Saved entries
= = = = = = =

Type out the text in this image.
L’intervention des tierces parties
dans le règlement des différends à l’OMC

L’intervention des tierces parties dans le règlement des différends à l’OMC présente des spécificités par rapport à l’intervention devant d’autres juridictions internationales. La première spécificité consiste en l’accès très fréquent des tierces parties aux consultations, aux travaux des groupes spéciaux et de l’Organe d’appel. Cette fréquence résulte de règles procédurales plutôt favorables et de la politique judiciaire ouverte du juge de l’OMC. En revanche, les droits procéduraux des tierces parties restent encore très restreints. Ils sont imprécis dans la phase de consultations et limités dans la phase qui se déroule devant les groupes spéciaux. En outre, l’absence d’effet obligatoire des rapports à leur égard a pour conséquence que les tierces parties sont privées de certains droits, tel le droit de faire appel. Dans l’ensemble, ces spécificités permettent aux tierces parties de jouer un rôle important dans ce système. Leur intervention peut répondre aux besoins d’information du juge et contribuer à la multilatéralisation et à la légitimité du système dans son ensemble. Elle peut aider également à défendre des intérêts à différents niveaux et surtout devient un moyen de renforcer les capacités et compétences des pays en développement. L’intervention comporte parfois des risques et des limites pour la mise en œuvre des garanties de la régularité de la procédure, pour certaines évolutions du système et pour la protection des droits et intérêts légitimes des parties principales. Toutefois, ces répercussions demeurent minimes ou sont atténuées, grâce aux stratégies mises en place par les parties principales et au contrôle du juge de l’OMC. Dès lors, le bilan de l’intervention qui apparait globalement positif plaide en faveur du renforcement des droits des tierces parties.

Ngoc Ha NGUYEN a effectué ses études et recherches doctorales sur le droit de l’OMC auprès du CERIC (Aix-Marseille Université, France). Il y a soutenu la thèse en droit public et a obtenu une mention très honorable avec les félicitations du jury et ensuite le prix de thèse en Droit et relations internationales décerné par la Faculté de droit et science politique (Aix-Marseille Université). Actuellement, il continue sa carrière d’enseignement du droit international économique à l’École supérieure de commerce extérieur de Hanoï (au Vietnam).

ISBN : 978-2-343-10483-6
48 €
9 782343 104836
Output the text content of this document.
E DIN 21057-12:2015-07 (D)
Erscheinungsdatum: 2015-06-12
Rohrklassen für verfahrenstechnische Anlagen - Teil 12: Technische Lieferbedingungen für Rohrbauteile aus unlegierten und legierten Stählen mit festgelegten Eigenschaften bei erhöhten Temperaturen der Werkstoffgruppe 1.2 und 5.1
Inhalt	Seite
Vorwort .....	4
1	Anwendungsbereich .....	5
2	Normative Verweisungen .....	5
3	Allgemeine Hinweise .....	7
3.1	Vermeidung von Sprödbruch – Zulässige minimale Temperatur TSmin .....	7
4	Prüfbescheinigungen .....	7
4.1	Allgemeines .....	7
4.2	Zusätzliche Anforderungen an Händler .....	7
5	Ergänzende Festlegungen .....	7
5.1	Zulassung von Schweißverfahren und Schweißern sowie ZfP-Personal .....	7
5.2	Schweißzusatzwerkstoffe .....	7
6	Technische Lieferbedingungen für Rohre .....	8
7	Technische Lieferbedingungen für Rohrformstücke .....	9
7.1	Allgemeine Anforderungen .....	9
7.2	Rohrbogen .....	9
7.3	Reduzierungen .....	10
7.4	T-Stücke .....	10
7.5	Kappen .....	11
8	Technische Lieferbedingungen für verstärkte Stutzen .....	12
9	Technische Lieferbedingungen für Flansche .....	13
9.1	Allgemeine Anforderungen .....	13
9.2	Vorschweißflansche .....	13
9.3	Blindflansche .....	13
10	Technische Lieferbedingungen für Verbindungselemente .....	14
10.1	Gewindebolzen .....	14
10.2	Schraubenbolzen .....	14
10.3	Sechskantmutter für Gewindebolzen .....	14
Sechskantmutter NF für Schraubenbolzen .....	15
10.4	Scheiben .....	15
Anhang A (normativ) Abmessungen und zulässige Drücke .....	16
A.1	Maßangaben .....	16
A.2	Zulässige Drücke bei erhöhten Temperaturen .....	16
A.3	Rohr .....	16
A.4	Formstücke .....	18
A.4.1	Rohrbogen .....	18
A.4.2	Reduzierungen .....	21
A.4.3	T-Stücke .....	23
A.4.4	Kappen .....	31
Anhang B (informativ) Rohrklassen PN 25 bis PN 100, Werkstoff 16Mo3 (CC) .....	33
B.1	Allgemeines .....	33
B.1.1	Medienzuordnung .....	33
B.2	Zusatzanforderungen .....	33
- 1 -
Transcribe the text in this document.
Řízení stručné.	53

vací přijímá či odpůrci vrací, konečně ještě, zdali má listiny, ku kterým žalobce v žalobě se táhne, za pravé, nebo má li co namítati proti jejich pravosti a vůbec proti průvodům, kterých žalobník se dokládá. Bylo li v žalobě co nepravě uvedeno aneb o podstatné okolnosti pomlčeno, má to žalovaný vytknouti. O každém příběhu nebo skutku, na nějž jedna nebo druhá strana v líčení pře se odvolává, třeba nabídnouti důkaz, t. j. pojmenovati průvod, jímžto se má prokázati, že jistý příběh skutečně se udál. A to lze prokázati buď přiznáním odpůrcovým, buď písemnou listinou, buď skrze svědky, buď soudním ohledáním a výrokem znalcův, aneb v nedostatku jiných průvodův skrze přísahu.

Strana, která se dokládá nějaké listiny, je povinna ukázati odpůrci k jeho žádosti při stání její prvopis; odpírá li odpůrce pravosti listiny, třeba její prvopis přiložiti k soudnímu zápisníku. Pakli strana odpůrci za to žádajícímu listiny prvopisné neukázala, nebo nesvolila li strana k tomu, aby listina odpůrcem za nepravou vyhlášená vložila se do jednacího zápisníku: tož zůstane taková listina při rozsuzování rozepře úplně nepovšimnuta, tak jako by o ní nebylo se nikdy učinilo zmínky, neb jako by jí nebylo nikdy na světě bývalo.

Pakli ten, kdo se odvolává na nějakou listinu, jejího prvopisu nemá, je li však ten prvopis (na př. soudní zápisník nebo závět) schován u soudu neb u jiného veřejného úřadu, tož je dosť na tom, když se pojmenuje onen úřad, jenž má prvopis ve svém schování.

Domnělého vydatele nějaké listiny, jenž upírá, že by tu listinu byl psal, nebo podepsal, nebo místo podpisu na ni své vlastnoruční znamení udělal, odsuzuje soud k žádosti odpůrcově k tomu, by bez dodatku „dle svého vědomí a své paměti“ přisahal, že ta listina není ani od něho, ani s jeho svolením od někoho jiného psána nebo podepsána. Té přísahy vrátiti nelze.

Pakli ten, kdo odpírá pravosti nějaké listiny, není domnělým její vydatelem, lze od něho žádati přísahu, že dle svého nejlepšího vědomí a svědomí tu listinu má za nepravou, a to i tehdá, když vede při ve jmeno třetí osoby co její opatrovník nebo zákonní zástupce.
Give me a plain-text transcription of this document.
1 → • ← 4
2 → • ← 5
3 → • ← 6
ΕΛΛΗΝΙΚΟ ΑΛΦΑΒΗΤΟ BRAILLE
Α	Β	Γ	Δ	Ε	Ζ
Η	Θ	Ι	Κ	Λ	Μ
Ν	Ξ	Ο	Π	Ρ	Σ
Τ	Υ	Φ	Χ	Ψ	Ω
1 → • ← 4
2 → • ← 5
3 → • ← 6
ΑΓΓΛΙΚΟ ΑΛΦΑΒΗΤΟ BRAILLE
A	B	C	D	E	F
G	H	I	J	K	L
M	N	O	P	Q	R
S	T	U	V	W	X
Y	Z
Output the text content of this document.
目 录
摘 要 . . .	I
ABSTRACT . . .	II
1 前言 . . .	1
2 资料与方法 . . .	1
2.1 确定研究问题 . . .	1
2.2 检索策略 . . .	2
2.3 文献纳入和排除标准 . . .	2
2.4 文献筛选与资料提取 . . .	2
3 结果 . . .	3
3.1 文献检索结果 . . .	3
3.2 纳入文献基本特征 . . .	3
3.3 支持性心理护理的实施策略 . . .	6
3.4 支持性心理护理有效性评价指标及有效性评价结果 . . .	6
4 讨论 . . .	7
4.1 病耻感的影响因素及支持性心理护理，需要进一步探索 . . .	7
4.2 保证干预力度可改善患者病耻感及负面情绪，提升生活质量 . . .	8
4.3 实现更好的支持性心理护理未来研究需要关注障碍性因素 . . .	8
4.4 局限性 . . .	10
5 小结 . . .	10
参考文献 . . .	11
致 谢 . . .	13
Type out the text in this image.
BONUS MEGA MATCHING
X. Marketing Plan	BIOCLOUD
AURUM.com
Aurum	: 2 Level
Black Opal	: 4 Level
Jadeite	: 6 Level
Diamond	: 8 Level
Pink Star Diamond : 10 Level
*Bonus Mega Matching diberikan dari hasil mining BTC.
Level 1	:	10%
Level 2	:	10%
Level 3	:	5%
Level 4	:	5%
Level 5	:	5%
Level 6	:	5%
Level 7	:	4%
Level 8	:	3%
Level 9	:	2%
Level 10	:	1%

= = = = = = =

_Goal_.
Copy out each line of the data where the string "Lieferbedingungen" appears.

_Response_.
Rohrklassen für verfahrenstechnische Anlagen - Teil 12: Technische Lieferbedingungen für Rohrbauteile aus unlegierten und legierten Stählen mit festgelegten Eigenschaften bei erhöhten Temperaturen der Werkstoffgruppe 1.2 und 5.1
6	Technische Lieferbedingungen für Rohre .....	8
7	Technische Lieferbedingungen für Rohrformstücke .....	9
8	Technische Lieferbedingungen für verstärkte Stutzen .....	12
9	Technische Lieferbedingungen für Flansche .....	13
10	Technische Lieferbedingungen für Verbindungselemente .....	14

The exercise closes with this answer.